Information supplied:
+-------+
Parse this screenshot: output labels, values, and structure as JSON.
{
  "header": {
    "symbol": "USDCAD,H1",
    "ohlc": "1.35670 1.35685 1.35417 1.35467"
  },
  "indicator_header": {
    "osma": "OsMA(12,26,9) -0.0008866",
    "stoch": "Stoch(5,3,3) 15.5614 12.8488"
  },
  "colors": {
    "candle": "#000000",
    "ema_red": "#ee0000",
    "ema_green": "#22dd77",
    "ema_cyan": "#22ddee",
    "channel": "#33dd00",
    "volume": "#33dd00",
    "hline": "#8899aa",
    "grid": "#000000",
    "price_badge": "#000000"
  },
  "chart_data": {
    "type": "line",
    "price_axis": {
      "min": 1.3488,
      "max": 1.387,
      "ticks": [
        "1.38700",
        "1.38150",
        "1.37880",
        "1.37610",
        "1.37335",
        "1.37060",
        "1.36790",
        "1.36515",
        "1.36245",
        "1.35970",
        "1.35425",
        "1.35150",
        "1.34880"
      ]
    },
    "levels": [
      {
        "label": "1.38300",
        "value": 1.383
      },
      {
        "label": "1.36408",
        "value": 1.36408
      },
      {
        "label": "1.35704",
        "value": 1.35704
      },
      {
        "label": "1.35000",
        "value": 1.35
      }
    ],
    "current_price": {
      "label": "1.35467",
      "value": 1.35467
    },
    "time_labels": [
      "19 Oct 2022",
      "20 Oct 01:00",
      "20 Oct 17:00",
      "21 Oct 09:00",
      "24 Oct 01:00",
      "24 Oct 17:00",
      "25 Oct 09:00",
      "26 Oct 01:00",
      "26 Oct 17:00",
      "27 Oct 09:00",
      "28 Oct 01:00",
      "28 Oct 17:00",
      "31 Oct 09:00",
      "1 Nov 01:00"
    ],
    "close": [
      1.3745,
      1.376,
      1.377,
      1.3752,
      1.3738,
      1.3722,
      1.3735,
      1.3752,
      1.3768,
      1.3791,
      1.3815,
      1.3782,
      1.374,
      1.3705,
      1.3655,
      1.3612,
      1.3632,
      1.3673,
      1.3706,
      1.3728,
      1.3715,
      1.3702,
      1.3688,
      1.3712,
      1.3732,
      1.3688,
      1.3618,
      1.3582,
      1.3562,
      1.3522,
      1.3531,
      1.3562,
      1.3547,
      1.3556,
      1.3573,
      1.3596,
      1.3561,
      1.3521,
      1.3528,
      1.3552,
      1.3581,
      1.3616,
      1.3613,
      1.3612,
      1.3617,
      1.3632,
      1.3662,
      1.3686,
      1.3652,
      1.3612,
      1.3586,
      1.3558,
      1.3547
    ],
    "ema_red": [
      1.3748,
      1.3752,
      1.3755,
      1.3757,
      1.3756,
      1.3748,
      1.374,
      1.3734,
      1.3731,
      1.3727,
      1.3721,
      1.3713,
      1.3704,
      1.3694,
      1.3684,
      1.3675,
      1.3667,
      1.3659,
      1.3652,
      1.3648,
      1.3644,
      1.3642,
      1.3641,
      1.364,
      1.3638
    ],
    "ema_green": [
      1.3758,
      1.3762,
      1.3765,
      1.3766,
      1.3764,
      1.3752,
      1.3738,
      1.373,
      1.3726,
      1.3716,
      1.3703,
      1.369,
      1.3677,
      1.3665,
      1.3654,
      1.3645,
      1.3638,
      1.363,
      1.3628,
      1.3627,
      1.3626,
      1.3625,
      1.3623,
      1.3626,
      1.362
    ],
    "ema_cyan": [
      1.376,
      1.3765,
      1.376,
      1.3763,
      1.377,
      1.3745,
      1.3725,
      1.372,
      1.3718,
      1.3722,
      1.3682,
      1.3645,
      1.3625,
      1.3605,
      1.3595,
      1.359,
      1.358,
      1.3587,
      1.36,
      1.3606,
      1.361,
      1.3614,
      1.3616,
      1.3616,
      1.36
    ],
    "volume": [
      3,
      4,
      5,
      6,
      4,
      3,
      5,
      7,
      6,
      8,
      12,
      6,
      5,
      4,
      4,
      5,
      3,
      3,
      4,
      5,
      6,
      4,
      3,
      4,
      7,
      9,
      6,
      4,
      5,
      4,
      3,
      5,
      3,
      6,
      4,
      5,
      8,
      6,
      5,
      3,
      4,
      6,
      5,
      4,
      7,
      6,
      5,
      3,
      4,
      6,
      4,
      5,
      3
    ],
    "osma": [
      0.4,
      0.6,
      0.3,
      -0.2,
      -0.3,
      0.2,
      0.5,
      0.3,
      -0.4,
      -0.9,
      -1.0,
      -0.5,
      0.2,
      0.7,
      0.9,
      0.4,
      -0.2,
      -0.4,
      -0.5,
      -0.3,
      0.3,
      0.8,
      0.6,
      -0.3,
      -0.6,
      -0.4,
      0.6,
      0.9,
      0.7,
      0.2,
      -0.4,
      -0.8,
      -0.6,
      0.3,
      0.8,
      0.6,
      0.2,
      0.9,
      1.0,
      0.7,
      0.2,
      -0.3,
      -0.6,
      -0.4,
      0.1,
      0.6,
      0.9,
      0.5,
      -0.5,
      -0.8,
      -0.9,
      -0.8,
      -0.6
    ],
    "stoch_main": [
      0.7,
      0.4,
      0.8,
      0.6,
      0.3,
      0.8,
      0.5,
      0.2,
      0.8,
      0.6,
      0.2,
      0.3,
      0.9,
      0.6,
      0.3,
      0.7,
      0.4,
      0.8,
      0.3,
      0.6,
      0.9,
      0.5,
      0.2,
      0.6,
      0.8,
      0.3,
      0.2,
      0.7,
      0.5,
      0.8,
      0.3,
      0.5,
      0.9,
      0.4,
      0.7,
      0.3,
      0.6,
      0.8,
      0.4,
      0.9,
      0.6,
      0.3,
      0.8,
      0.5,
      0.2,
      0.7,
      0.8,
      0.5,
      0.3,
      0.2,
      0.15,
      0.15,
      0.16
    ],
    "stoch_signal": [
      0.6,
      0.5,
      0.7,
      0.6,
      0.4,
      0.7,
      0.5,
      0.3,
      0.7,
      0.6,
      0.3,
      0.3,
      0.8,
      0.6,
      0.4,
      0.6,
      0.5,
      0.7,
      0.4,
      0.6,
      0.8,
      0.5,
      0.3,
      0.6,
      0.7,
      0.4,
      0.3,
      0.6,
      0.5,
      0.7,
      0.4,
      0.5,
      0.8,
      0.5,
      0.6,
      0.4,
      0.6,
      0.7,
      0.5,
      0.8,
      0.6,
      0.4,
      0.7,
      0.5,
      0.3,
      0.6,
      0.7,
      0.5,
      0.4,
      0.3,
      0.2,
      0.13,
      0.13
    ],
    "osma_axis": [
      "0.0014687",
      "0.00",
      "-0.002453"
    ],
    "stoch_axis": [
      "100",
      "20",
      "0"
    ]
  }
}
+-------+
Your task:
Take the records above and return them exactly as written.

Problem solution:
Parse this screenshot: output labels, values, and structure as JSON.
{
  "header": {
    "symbol": "USDCAD,H1",
    "ohlc": "1.35670 1.35685 1.35417 1.35467"
  },
  "indicator_header": {
    "osma": "OsMA(12,26,9) -0.0008866",
    "stoch": "Stoch(5,3,3) 15.5614 12.8488"
  },
  "colors": {
    "candle": "#000000",
    "ema_red": "#ee0000",
    "ema_green": "#22dd77",
    "ema_cyan": "#22ddee",
    "channel": "#33dd00",
    "volume": "#33dd00",
    "hline": "#8899aa",
    "grid": "#000000",
    "price_badge": "#000000"
  },
  "chart_data": {
    "type": "line",
    "price_axis": {
      "min": 1.3488,
      "max": 1.387,
      "ticks": [
        "1.38700",
        "1.38150",
        "1.37880",
        "1.37610",
        "1.37335",
        "1.37060",
        "1.36790",
        "1.36515",
        "1.36245",
        "1.35970",
        "1.35425",
        "1.35150",
        "1.34880"
      ]
    },
    "levels": [
      {
        "label": "1.38300",
        "value": 1.383
      },
      {
        "label": "1.36408",
        "value": 1.36408
      },
      {
        "label": "1.35704",
        "value": 1.35704
      },
      {
        "label": "1.35000",
        "value": 1.35
      }
    ],
    "current_price": {
      "label": "1.35467",
      "value": 1.35467
    },
    "time_labels": [
      "19 Oct 2022",
      "20 Oct 01:00",
      "20 Oct 17:00",
      "21 Oct 09:00",
      "24 Oct 01:00",
      "24 Oct 17:00",
      "25 Oct 09:00",
      "26 Oct 01:00",
      "26 Oct 17:00",
      "27 Oct 09:00",
      "28 Oct 01:00",
      "28 Oct 17:00",
      "31 Oct 09:00",
      "1 Nov 01:00"
    ],
    "close": [
      1.3745,
      1.376,
      1.377,
      1.3752,
      1.3738,
      1.3722,
      1.3735,
      1.3752,
      1.3768,
      1.3791,
      1.3815,
      1.3782,
      1.374,
      1.3705,
      1.3655,
      1.3612,
      1.3632,
      1.3673,
      1.3706,
      1.3728,
      1.3715,
      1.3702,
      1.3688,
      1.3712,
      1.3732,
      1.3688,
      1.3618,
      1.3582,
      1.3562,
      1.3522,
      1.3531,
      1.3562,
      1.3547,
      1.3556,
      1.3573,
      1.3596,
      1.3561,
      1.3521,
      1.3528,
      1.3552,
      1.3581,
      1.3616,
      1.3613,
      1.3612,
      1.3617,
      1.3632,
      1.3662,
      1.3686,
      1.3652,
      1.3612,
      1.3586,
      1.3558,
      1.3547
    ],
    "ema_red": [
      1.3748,
      1.3752,
      1.3755,
      1.3757,
      1.3756,
      1.3748,
      1.374,
      1.3734,
      1.3731,
      1.3727,
      1.3721,
      1.3713,
      1.3704,
      1.3694,
      1.3684,
      1.3675,
      1.3667,
      1.3659,
      1.3652,
      1.3648,
      1.3644,
      1.3642,
      1.3641,
      1.364,
      1.3638
    ],
    "ema_green": [
      1.3758,
      1.3762,
      1.3765,
      1.3766,
      1.3764,
      1.3752,
      1.3738,
      1.373,
      1.3726,
      1.3716,
      1.3703,
      1.369,
      1.3677,
      1.3665,
      1.3654,
      1.3645,
      1.3638,
      1.363,
      1.3628,
      1.3627,
      1.3626,
      1.3625,
      1.3623,
      1.3626,
      1.362
    ],
    "ema_cyan": [
      1.376,
      1.3765,
      1.376,
      1.3763,
      1.377,
      1.3745,
      1.3725,
      1.372,
      1.3718,
      1.3722,
      1.3682,
      1.3645,
      1.3625,
      1.3605,
      1.3595,
      1.359,
      1.358,
      1.3587,
      1.36,
      1.3606,
      1.361,
      1.3614,
      1.3616,
      1.3616,
      1.36
    ],
    "volume": [
      3,
      4,
      5,
      6,
      4,
      3,
      5,
      7,
      6,
      8,
      12,
      6,
      5,
      4,
      4,
      5,
      3,
      3,
      4,
      5,
      6,
      4,
      3,
      4,
      7,
      9,
      6,
      4,
      5,
      4,
      3,
      5,
      3,
      6,
      4,
      5,
      8,
      6,
      5,
      3,
      4,
      6,
      5,
      4,
      7,
      6,
      5,
      3,
      4,
      6,
      4,
      5,
      3
    ],
    "osma": [
      0.4,
      0.6,
      0.3,
      -0.2,
      -0.3,
      0.2,
      0.5,
      0.3,
      -0.4,
      -0.9,
      -1.0,
      -0.5,
      0.2,
      0.7,
      0.9,
      0.4,
      -0.2,
      -0.4,
      -0.5,
      -0.3,
      0.3,
      0.8,
      0.6,
      -0.3,
      -0.6,
      -0.4,
      0.6,
      0.9,
      0.7,
      0.2,
      -0.4,
      -0.8,
      -0.6,
      0.3,
      0.8,
      0.6,
      0.2,
      0.9,
      1.0,
      0.7,
      0.2,
      -0.3,
      -0.6,
      -0.4,
      0.1,
      0.6,
      0.9,
      0.5,
      -0.5,
      -0.8,
      -0.9,
      -0.8,
      -0.6
    ],
    "stoch_main": [
      0.7,
      0.4,
      0.8,
      0.6,
      0.3,
      0.8,
      0.5,
      0.2,
      0.8,
      0.6,
      0.2,
      0.3,
      0.9,
      0.6,
      0.3,
      0.7,
      0.4,
      0.8,
      0.3,
      0.6,
      0.9,
      0.5,
      0.2,
      0.6,
      0.8,
      0.3,
      0.2,
      0.7,
      0.5,
      0.8,
      0.3,
      0.5,
      0.9,
      0.4,
      0.7,
      0.3,
      0.6,
      0.8,
      0.4,
      0.9,
      0.6,
      0.3,
      0.8,
      0.5,
      0.2,
      0.7,
      0.8,
      0.5,
      0.3,
      0.2,
      0.15,
      0.15,
      0.16
    ],
    "stoch_signal": [
      0.6,
      0.5,
      0.7,
      0.6,
      0.4,
      0.7,
      0.5,
      0.3,
      0.7,
      0.6,
      0.3,
      0.3,
      0.8,
      0.6,
      0.4,
      0.6,
      0.5,
      0.7,
      0.4,
      0.6,
      0.8,
      0.5,
      0.3,
      0.6,
      0.7,
      0.4,
      0.3,
      0.6,
      0.5,
      0.7,
      0.4,
      0.5,
      0.8,
      0.5,
      0.6,
      0.4,
      0.6,
      0.7,
      0.5,
      0.8,
      0.6,
      0.4,
      0.7,
      0.5,
      0.3,
      0.6,
      0.7,
      0.5,
      0.4,
      0.3,
      0.2,
      0.13,
      0.13
    ],
    "osma_axis": [
      "0.0014687",
      "0.00",
      "-0.002453"
    ],
    "stoch_axis": [
      "100",
      "20",
      "0"
    ]
  }
}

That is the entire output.